Records contained in a dataset
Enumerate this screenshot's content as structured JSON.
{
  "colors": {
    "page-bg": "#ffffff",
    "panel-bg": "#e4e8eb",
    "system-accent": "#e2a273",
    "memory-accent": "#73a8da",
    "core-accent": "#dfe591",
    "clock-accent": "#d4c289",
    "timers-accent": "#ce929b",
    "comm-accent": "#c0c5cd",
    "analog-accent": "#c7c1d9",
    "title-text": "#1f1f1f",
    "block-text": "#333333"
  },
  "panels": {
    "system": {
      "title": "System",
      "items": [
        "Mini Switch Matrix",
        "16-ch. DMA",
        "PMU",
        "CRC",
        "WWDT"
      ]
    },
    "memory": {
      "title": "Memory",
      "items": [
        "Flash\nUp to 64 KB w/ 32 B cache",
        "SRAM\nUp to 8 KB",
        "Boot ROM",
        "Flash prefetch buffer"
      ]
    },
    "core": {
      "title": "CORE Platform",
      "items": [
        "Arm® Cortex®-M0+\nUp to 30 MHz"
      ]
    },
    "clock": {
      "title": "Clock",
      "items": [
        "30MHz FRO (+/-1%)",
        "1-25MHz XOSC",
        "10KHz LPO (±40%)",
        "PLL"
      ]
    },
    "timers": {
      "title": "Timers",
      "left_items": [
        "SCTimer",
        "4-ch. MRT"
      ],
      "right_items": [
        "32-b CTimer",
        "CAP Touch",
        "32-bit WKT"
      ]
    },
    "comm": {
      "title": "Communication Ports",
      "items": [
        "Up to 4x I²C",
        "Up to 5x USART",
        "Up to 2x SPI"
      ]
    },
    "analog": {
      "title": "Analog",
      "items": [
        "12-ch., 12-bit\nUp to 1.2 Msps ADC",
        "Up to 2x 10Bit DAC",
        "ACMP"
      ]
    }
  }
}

* _WHAT THE TASK REQUIRES_: Every line above should be written out again exactly as it stands.

* _SOLUTION TO THE PROBLEM_:
Enumerate this screenshot's content as structured JSON.
{
  "colors": {
    "page-bg": "#ffffff",
    "panel-bg": "#e4e8eb",
    "system-accent": "#e2a273",
    "memory-accent": "#73a8da",
    "core-accent": "#dfe591",
    "clock-accent": "#d4c289",
    "timers-accent": "#ce929b",
    "comm-accent": "#c0c5cd",
    "analog-accent": "#c7c1d9",
    "title-text": "#1f1f1f",
    "block-text": "#333333"
  },
  "panels": {
    "system": {
      "title": "System",
      "items": [
        "Mini Switch Matrix",
        "16-ch. DMA",
        "PMU",
        "CRC",
        "WWDT"
      ]
    },
    "memory": {
      "title": "Memory",
      "items": [
        "Flash\nUp to 64 KB w/ 32 B cache",
        "SRAM\nUp to 8 KB",
        "Boot ROM",
        "Flash prefetch buffer"
      ]
    },
    "core": {
      "title": "CORE Platform",
      "items": [
        "Arm® Cortex®-M0+\nUp to 30 MHz"
      ]
    },
    "clock": {
      "title": "Clock",
      "items": [
        "30MHz FRO (+/-1%)",
        "1-25MHz XOSC",
        "10KHz LPO (±40%)",
        "PLL"
      ]
    },
    "timers": {
      "title": "Timers",
      "left_items": [
        "SCTimer",
        "4-ch. MRT"
      ],
      "right_items": [
        "32-b CTimer",
        "CAP Touch",
        "32-bit WKT"
      ]
    },
    "comm": {
      "title": "Communication Ports",
      "items": [
        "Up to 4x I²C",
        "Up to 5x USART",
        "Up to 2x SPI"
      ]
    },
    "analog": {
      "title": "Analog",
      "items": [
        "12-ch., 12-bit\nUp to 1.2 Msps ADC",
        "Up to 2x 10Bit DAC",
        "ACMP"
      ]
    }
  }
}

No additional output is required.